(Data entries for graphics)
^^^^^^^^^^^^^^^^
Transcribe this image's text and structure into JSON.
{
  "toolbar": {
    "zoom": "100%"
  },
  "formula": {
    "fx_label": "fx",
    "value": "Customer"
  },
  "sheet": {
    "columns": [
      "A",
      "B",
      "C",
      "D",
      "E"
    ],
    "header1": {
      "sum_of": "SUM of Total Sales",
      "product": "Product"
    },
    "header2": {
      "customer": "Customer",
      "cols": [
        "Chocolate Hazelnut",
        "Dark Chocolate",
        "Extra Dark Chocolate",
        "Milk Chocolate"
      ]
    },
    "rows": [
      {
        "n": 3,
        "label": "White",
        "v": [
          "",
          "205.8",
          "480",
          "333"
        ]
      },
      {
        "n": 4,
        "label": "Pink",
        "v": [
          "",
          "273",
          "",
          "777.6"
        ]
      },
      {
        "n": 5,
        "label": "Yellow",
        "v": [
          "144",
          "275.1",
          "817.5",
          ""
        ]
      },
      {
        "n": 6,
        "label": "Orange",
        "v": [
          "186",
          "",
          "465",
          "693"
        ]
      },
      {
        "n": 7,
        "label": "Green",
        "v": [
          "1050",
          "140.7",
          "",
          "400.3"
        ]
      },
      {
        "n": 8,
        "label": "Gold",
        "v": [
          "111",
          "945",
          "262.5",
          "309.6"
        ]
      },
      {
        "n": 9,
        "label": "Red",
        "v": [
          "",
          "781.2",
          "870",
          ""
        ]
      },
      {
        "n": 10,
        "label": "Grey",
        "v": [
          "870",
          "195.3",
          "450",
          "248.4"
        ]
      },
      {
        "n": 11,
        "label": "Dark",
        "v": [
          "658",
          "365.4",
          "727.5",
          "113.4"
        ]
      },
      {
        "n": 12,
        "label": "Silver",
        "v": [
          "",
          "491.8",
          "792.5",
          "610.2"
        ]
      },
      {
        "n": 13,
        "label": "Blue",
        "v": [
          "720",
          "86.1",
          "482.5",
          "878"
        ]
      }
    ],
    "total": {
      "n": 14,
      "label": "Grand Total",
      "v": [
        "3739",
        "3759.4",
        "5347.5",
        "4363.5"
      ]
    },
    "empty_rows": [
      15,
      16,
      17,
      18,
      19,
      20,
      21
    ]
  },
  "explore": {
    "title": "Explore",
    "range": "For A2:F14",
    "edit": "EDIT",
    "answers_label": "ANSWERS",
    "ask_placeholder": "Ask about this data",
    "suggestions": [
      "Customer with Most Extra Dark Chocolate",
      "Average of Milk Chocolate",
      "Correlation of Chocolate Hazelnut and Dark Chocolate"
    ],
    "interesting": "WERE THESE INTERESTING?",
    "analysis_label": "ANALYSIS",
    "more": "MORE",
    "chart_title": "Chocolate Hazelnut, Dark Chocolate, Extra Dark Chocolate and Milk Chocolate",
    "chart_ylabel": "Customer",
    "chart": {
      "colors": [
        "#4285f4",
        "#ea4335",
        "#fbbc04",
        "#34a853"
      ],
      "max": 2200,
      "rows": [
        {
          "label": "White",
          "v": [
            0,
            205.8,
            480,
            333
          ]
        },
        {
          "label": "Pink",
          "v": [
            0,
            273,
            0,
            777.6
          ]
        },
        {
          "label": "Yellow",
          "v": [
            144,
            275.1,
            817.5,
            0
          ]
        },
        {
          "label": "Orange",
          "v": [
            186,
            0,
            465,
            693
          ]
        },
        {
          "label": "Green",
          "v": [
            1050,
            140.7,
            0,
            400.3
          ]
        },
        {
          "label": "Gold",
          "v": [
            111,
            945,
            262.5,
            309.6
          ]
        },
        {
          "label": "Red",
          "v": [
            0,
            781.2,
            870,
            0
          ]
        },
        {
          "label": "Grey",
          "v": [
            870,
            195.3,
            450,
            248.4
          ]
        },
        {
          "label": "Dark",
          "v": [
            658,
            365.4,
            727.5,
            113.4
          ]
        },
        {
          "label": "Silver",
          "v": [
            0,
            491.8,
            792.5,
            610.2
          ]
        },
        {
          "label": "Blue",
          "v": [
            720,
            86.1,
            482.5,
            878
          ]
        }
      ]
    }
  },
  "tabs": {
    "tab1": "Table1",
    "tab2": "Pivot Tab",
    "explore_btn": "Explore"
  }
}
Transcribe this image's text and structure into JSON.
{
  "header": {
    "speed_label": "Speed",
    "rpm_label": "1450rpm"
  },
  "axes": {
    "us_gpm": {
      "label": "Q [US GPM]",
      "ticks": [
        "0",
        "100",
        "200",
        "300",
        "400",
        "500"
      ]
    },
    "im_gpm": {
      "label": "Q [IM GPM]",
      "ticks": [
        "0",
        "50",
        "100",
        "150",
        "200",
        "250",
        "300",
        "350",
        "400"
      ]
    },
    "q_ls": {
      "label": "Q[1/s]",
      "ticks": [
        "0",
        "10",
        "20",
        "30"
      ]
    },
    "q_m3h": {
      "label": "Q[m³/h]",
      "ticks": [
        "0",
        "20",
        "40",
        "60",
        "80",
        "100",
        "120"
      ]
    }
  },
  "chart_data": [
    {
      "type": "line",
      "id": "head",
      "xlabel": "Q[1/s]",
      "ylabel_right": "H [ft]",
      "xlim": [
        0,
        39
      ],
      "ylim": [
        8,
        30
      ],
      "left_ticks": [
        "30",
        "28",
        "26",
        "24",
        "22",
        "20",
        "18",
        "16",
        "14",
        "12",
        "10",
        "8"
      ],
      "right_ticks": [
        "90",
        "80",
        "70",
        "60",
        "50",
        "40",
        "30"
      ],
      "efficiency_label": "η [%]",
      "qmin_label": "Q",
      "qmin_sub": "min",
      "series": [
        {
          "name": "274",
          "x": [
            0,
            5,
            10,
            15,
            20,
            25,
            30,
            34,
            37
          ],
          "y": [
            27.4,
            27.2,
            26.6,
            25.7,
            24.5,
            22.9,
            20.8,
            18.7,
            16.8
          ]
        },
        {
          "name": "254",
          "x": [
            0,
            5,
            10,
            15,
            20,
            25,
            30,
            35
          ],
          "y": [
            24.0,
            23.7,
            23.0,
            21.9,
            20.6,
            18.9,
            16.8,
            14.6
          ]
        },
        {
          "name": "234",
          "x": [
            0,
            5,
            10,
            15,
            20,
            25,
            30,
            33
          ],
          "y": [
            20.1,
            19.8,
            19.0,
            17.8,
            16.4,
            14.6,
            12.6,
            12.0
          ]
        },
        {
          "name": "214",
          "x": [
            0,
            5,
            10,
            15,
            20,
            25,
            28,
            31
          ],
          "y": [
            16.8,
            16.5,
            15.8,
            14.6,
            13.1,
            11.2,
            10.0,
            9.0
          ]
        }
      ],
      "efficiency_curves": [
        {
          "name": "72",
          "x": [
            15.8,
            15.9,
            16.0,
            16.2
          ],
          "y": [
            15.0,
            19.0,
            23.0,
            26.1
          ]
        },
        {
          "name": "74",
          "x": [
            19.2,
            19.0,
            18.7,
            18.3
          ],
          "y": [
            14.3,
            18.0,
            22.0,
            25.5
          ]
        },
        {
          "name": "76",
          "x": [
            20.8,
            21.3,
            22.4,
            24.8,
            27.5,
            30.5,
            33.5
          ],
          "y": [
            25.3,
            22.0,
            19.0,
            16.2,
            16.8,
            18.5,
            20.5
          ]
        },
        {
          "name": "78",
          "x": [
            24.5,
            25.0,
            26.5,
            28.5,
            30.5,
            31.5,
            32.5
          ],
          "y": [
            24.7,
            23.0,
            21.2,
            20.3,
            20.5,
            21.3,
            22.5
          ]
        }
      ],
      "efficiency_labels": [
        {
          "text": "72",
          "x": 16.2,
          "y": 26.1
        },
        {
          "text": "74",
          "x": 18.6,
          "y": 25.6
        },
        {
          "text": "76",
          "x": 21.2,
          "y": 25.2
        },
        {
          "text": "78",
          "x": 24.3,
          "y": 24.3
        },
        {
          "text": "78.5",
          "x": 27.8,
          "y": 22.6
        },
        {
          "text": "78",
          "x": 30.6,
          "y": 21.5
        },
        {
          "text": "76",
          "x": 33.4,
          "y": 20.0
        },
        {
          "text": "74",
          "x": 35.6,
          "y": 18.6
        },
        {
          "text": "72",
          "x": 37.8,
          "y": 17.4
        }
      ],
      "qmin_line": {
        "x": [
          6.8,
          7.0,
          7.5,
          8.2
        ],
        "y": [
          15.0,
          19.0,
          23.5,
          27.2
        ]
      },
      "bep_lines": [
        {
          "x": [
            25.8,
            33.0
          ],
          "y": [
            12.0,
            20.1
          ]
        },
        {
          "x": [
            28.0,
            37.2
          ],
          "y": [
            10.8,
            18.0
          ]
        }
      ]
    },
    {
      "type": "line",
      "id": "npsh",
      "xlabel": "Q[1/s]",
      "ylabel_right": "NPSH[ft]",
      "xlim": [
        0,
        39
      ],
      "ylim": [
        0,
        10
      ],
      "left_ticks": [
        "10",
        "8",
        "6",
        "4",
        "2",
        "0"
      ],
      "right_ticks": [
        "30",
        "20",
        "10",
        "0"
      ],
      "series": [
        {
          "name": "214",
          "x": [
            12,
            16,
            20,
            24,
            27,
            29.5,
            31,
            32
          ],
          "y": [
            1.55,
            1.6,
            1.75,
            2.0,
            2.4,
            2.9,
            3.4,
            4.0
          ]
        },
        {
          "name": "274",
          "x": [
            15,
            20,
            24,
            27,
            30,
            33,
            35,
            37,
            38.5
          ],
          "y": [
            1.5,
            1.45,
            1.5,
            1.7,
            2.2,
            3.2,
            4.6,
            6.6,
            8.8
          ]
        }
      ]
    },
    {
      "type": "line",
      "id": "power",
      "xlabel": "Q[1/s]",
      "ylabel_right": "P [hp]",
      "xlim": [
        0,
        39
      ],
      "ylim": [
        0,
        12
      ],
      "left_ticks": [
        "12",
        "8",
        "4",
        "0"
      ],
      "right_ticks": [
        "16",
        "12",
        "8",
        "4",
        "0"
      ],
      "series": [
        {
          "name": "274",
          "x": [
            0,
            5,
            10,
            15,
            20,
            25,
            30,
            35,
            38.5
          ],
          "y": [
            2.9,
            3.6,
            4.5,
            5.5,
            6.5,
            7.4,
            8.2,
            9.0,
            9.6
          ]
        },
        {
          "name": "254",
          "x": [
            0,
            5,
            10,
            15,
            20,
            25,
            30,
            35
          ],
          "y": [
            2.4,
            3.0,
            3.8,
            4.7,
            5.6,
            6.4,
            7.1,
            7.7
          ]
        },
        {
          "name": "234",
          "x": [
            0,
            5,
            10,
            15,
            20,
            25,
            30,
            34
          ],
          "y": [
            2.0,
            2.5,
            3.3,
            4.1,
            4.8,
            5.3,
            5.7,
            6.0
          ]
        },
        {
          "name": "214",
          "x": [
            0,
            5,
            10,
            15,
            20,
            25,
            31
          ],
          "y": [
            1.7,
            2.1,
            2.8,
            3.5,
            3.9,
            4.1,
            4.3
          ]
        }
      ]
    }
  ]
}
^^^^^^^^^^^^^^^^
What is needed
Read the entries and pick out all lines that include the word "Dark".

Answer for this exercise
        "Dark Chocolate",
        "Extra Dark Chocolate",
        "label": "Dark",
      "Customer with Most Extra Dark Chocolate",
      "Correlation of Chocolate Hazelnut and Dark Chocolate"
    "chart_title": "Chocolate Hazelnut, Dark Chocolate, Extra Dark Chocolate and Milk Chocolate",
          "label": "Dark",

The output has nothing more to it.